## TEXTO DO EXERCÍCIO
^^^^

O certificado que permite que o filme A Vida de Adèle seja exibido em França com uma classificação de interdição para menores de 12 anos foi revogado por um tribunal francês devido a «cenas de sexo realistas» e susceptíveis de «ofender a sensibilidade do público jovem». A decisão surgiu após uma queixa da Promouvoir, uma associação próxima aos círculos católicos conservadores.
A ministra da cultura do país, Fleur Pellerin, terá agora que proceder a uma revisão do pedido do visto de exibição da obra, uma autorização administrativa necessária para que qualquer filme seja exibido nos cinemas gauleses, independentemente da sua origem.
A Vida de Adèle, vencedor do Festival de Cannes em 2013, é apenas um dos muitos filmes visados por esta associação recentemente. No início de junho, a Promouvoir já tinha conseguido que o filme Saw 3D, e após uma batalha legal de cinco anos, visse a sua classificação alterada de interdito a menores de 16 anos, para interdito a menores de 18. Love, de Gaspar Noé, Ninfomaníaca e O Anticristo de Lars Von Trier, Ken Park de Larry Clarke, Baise Moi de Virginie Despentes e Coralie Trinh Thi, e até Piratas das Caraíbas foram outros filmes que já estiveram na mira deste grupo. Sobre a saga do pirata Jack Sparrow, o grupo afirmou que muitas crianças dos 6 aos 9 anos ficaram horrorizadas com as mortes que se podiam ver no primeiro filme.
A Promouvoir é liderada por André Bonnet, que anteriormente dirigiu o Movimento Nacional Republicano, um partido definido em França como de extrema direita. Em 2000, Bonnet disse ao Libération (via The Guardian) que o seu objetivo era «defender os valores judaico-cristãos em todas as áreas da sociedade … e impedir o incesto, as violações e homossexualidade».

^^^^

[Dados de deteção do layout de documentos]

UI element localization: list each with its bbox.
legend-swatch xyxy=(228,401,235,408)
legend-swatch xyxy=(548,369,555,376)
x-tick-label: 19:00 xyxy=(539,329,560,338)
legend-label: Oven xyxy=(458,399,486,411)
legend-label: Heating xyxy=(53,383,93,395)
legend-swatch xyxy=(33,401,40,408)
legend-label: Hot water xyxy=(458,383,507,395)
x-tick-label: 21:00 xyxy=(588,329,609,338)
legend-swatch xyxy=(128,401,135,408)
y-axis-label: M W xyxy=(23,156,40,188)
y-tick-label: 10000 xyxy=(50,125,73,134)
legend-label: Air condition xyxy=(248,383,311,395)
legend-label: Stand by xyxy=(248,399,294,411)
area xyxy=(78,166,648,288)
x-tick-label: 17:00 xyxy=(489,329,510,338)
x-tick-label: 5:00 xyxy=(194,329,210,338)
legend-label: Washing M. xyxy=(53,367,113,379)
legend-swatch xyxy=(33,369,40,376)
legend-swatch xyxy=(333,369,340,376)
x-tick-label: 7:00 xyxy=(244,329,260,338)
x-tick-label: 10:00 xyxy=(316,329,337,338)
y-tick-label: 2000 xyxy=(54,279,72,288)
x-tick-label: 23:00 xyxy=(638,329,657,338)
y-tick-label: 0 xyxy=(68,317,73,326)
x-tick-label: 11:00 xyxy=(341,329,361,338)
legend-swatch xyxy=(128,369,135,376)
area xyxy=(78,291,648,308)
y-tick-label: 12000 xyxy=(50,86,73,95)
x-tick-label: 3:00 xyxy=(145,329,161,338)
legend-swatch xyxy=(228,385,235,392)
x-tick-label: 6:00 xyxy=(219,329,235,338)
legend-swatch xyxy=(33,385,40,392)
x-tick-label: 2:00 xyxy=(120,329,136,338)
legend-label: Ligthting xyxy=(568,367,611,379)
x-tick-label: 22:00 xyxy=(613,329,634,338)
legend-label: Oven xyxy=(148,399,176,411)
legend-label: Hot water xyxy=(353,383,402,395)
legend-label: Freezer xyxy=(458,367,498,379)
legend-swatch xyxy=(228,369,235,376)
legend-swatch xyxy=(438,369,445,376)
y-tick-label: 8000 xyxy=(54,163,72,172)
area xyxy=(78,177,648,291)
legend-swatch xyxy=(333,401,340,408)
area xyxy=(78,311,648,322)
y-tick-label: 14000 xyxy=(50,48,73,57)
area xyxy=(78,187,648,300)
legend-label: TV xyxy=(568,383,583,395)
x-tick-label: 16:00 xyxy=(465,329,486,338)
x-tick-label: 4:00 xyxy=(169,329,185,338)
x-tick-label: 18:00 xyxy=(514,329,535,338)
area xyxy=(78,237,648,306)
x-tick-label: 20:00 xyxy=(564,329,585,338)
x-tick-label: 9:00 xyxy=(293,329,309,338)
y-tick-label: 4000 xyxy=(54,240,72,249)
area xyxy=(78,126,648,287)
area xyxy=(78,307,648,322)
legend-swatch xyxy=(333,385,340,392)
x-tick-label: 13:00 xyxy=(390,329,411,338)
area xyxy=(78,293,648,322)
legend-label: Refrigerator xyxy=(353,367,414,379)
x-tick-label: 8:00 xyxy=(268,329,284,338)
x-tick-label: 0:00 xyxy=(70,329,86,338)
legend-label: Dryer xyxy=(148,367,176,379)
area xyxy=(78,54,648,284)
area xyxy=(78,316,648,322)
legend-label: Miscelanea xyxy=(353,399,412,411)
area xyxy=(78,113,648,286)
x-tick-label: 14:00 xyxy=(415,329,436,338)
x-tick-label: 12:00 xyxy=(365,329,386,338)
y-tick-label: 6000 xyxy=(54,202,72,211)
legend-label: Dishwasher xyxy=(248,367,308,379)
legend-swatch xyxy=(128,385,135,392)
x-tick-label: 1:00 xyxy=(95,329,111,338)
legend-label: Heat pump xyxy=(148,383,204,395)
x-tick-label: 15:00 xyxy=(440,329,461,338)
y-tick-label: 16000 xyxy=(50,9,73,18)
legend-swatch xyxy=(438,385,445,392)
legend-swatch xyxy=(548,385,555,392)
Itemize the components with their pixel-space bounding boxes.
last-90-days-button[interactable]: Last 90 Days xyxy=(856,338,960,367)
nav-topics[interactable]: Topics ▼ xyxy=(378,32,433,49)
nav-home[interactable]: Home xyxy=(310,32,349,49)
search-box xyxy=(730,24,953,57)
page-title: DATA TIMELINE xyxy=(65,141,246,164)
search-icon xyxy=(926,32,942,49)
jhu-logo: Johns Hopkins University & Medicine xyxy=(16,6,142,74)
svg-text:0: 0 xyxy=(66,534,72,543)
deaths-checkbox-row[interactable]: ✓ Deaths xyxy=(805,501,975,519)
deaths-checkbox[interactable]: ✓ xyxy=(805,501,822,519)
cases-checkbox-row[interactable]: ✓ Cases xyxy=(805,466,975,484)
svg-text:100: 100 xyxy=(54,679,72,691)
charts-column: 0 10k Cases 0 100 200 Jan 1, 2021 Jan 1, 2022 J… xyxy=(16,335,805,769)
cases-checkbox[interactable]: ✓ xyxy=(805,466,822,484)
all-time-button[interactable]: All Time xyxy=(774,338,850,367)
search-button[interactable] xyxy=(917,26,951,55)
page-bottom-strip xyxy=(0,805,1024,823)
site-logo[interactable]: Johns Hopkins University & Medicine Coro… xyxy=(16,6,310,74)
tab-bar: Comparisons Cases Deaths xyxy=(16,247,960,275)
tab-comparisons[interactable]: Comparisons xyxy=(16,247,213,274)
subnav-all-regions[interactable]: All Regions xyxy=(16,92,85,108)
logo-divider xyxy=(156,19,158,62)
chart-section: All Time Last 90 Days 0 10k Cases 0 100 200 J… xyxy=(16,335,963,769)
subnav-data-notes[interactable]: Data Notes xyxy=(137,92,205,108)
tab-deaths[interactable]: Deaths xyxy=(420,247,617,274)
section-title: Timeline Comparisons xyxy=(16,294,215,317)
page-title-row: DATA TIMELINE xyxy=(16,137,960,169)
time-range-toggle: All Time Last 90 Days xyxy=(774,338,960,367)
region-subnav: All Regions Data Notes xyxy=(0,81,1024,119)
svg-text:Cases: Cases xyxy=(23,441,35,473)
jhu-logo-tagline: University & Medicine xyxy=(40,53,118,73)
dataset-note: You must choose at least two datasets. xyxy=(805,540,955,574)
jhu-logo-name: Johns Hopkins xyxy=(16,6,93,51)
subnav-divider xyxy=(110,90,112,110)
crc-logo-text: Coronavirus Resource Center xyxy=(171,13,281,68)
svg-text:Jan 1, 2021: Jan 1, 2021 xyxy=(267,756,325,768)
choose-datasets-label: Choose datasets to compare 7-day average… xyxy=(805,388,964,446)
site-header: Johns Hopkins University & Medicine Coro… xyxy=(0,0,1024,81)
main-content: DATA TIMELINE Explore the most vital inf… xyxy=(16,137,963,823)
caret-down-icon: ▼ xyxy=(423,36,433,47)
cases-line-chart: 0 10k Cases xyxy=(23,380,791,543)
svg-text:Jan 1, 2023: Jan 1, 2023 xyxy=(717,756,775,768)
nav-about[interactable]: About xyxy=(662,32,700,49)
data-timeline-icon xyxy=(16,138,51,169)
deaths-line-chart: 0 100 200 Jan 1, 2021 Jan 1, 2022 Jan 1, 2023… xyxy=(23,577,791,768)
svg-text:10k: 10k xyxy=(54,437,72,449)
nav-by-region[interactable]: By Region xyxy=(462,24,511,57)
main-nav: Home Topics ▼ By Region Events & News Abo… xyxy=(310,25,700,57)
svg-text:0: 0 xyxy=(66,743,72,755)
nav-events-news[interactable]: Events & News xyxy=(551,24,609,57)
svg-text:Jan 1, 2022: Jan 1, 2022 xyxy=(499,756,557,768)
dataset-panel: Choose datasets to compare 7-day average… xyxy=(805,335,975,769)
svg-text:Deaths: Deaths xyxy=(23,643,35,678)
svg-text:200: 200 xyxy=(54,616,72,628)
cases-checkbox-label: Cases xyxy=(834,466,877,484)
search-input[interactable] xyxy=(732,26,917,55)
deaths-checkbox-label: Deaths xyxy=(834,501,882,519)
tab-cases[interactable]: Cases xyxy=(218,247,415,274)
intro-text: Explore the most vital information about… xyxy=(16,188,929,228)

^^^^

## TAREFA
Reproduz fielmente o excerto do artigo sobre a classificação de A Vida de Adèle, começando em "O certificado que" e terminando em "da sua origem.".

## RESPOSTA
O certificado que permite que o filme A Vida de Adèle seja exibido em França com uma classificação de interdição para menores de 12 anos foi revogado por um tribunal francês devido a «cenas de sexo realistas» e susceptíveis de «ofender a sensibilidade do público jovem». A decisão surgiu após uma queixa da Promouvoir, uma associação próxima aos círculos católicos conservadores.
A ministra da cultura do país, Fleur Pellerin, terá agora que proceder a uma revisão do pedido do visto de exibição da obra, uma autorização administrativa necessária para que qualquer filme seja exibido nos cinemas gauleses, independentemente da sua origem.